> [Given request]: Look for the word "Mathematics" in the entries below, then copy every line that has it.

>> Begin

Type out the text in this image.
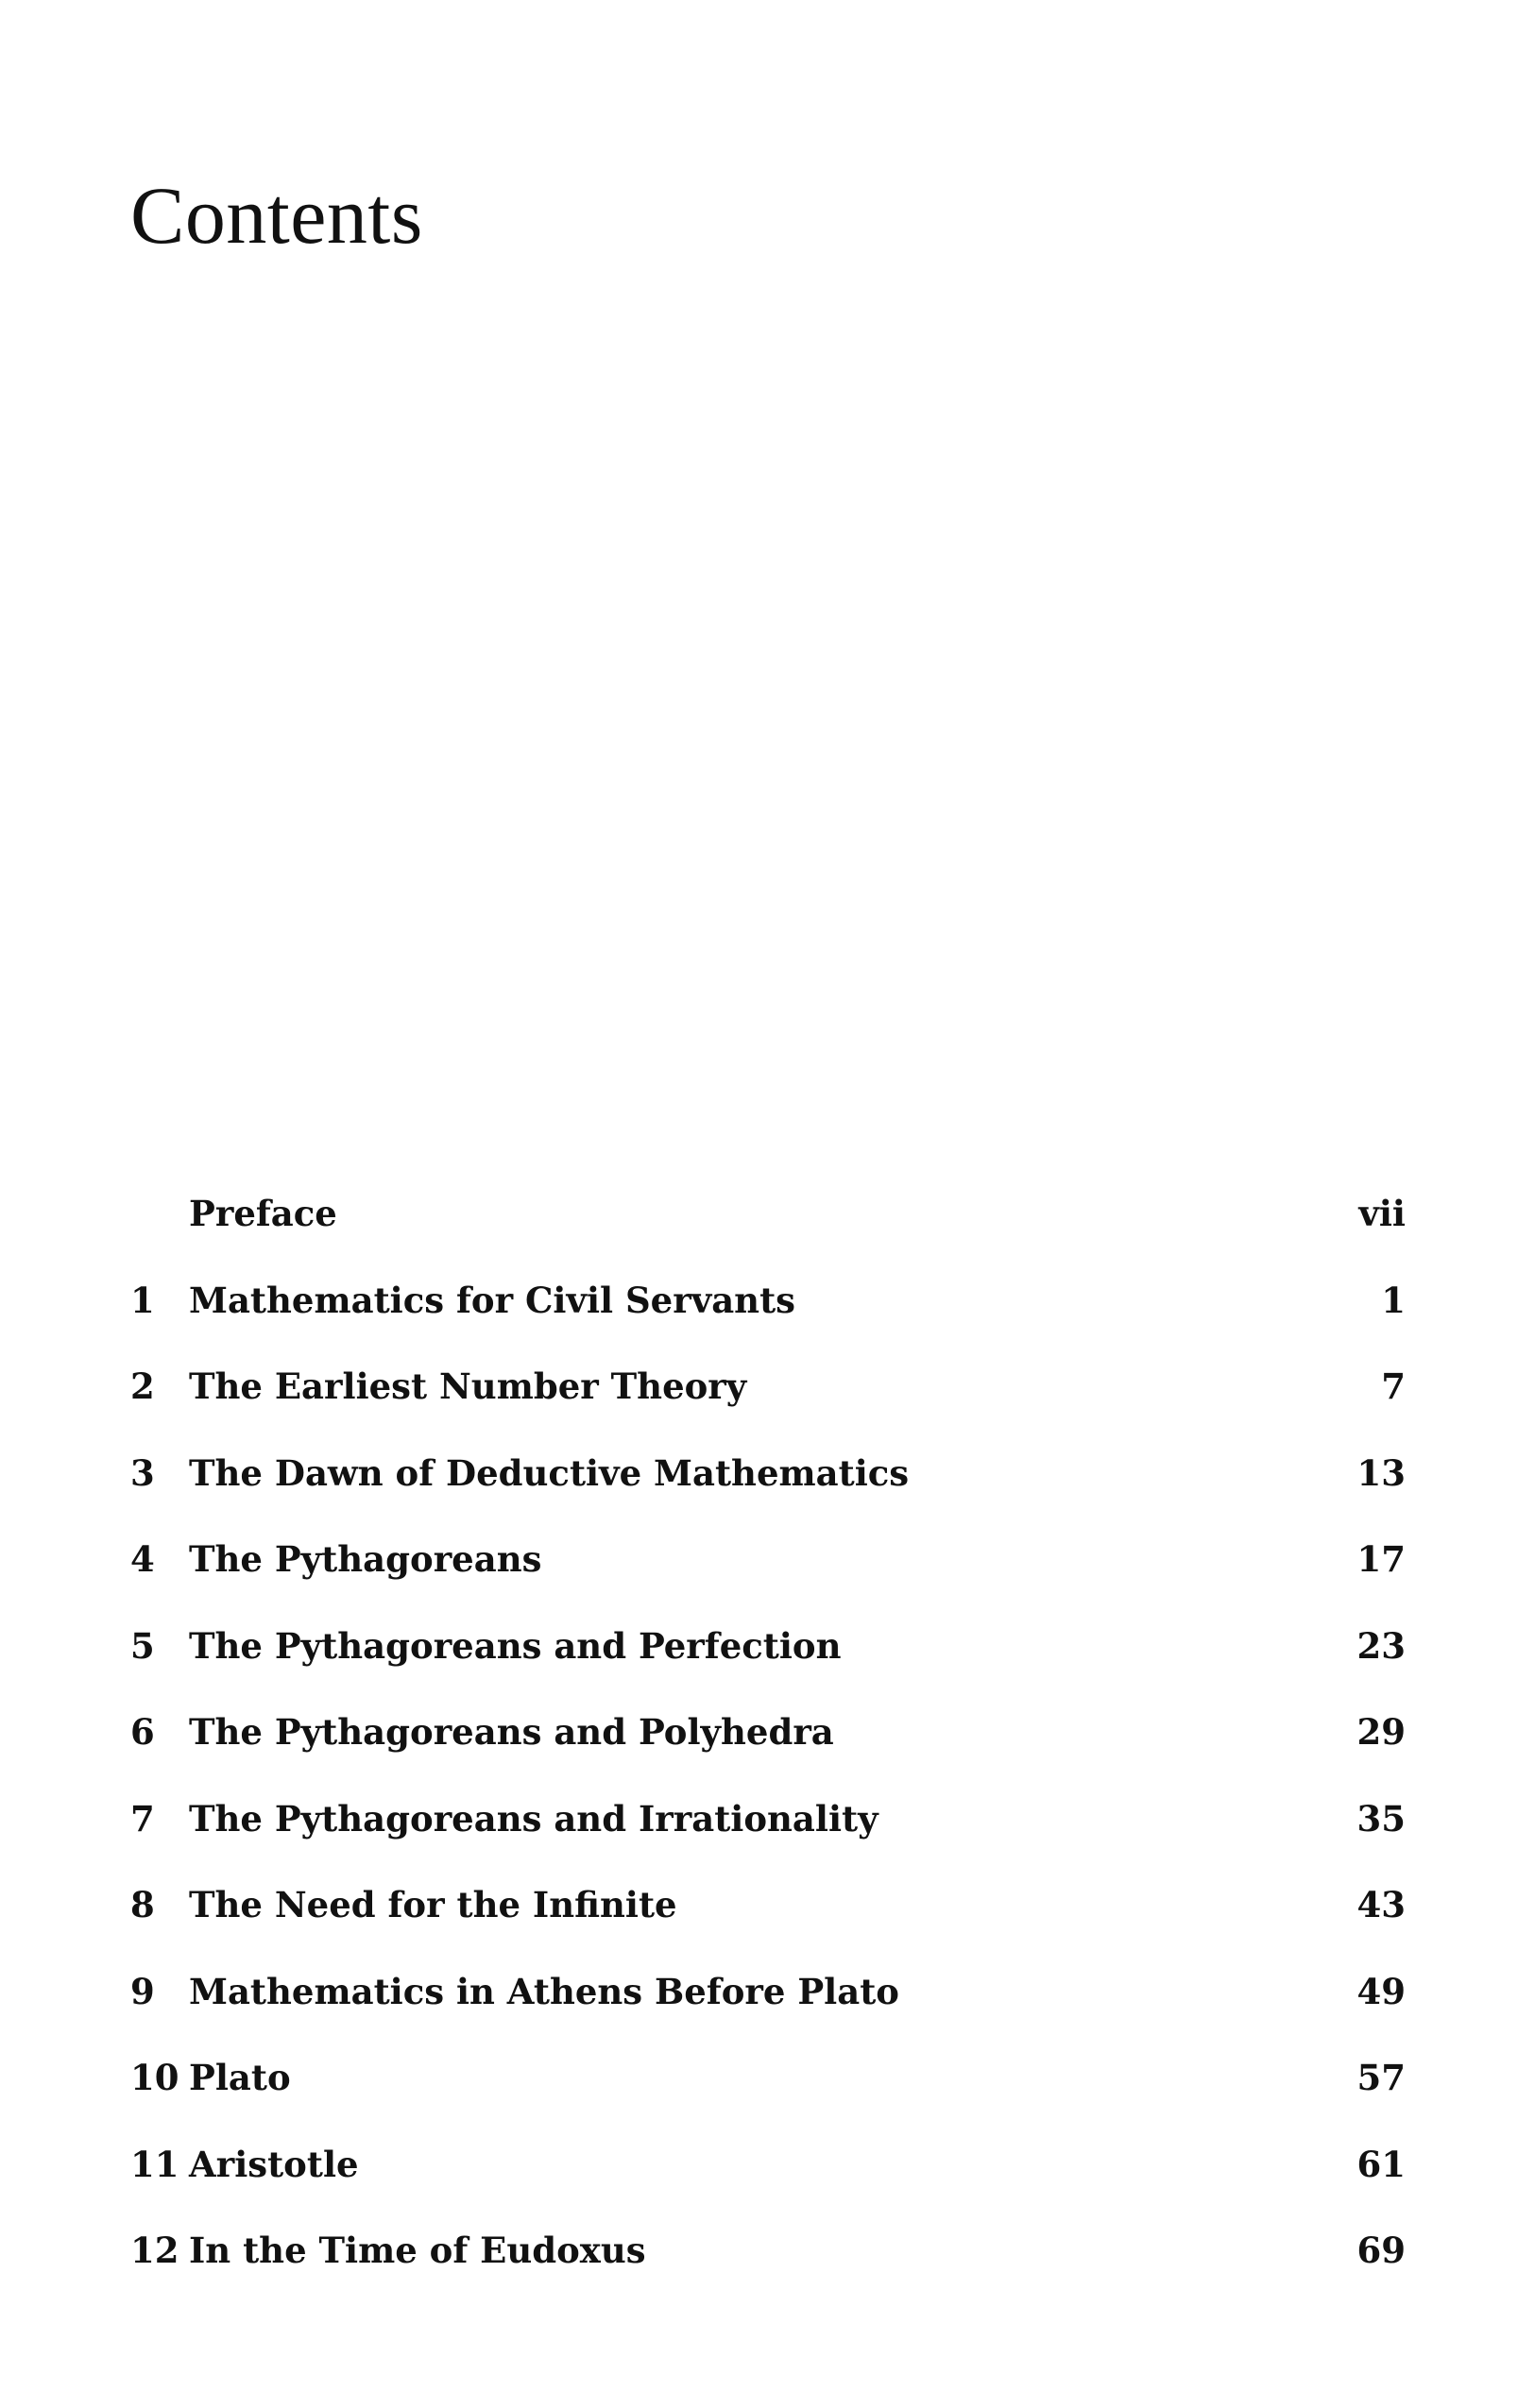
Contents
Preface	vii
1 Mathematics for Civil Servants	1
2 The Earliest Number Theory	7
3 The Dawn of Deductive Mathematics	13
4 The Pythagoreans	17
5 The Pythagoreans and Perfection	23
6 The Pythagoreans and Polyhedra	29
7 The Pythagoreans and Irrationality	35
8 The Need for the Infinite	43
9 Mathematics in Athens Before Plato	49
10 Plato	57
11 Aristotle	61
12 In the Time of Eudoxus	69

>> End
>> Begin

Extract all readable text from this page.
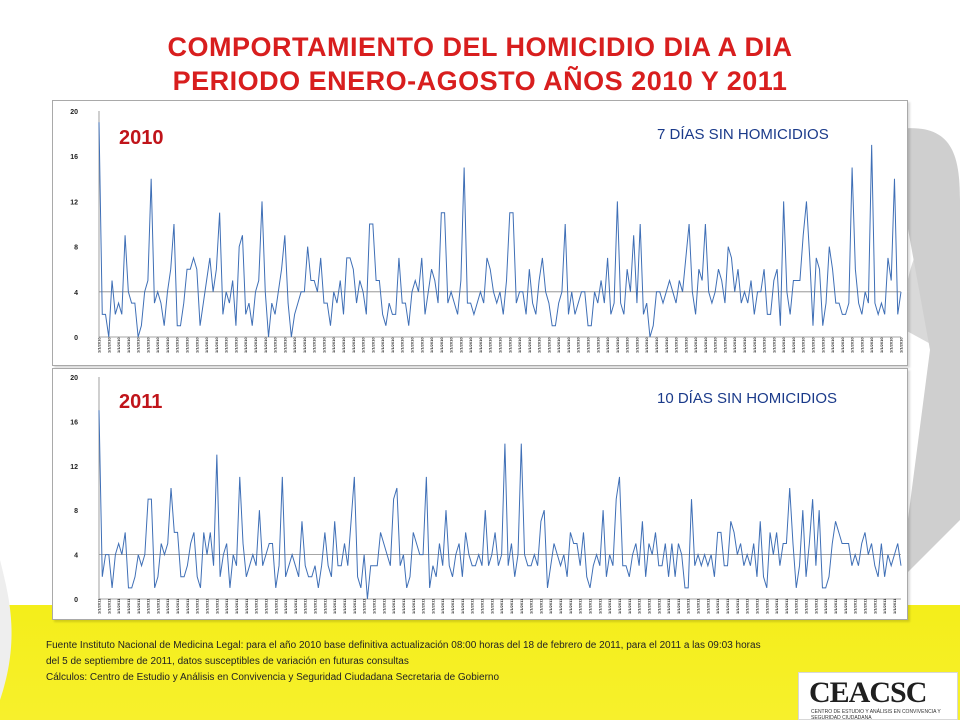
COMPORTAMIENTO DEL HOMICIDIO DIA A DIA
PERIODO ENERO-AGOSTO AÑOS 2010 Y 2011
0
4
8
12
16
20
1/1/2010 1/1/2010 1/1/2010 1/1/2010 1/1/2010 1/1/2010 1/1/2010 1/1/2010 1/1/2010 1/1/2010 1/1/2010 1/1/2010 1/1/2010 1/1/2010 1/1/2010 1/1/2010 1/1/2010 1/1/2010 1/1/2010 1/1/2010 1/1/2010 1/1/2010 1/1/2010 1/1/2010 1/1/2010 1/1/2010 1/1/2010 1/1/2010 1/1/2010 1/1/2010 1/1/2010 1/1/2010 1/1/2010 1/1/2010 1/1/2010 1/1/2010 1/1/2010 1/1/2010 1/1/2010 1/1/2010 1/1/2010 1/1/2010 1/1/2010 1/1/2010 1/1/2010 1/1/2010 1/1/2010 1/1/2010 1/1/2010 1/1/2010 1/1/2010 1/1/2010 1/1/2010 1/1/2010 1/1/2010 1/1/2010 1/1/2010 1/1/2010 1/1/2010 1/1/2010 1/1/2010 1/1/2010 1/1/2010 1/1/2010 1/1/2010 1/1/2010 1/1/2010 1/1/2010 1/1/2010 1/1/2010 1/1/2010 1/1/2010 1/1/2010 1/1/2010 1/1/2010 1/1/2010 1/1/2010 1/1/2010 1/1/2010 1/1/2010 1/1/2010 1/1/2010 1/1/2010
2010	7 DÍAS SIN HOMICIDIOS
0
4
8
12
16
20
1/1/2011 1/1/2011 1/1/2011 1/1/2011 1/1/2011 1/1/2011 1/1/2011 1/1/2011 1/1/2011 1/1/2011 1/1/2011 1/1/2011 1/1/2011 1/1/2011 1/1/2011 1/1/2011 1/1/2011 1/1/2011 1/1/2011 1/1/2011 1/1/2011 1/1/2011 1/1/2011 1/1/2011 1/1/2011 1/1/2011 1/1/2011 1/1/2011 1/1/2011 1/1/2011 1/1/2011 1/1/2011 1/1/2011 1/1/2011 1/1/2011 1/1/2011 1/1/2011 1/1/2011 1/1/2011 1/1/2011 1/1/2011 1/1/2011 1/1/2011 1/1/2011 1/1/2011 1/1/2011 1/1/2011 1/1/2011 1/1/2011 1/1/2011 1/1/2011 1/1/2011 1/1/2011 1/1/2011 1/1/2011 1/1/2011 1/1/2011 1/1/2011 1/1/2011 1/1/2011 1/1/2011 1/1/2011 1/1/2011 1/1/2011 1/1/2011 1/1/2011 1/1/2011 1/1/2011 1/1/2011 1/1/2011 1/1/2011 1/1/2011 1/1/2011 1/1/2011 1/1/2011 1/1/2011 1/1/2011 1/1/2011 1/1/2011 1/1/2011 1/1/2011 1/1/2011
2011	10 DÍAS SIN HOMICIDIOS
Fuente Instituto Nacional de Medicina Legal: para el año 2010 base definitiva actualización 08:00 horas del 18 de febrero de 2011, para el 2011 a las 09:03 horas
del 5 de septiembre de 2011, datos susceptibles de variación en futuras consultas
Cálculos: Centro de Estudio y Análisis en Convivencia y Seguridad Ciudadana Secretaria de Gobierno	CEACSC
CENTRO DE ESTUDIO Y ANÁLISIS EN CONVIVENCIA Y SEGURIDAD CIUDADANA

>> End

> [Finished exercise]:
1 Mathematics for Civil Servants	1
3 The Dawn of Deductive Mathematics	13
9 Mathematics in Athens Before Plato	49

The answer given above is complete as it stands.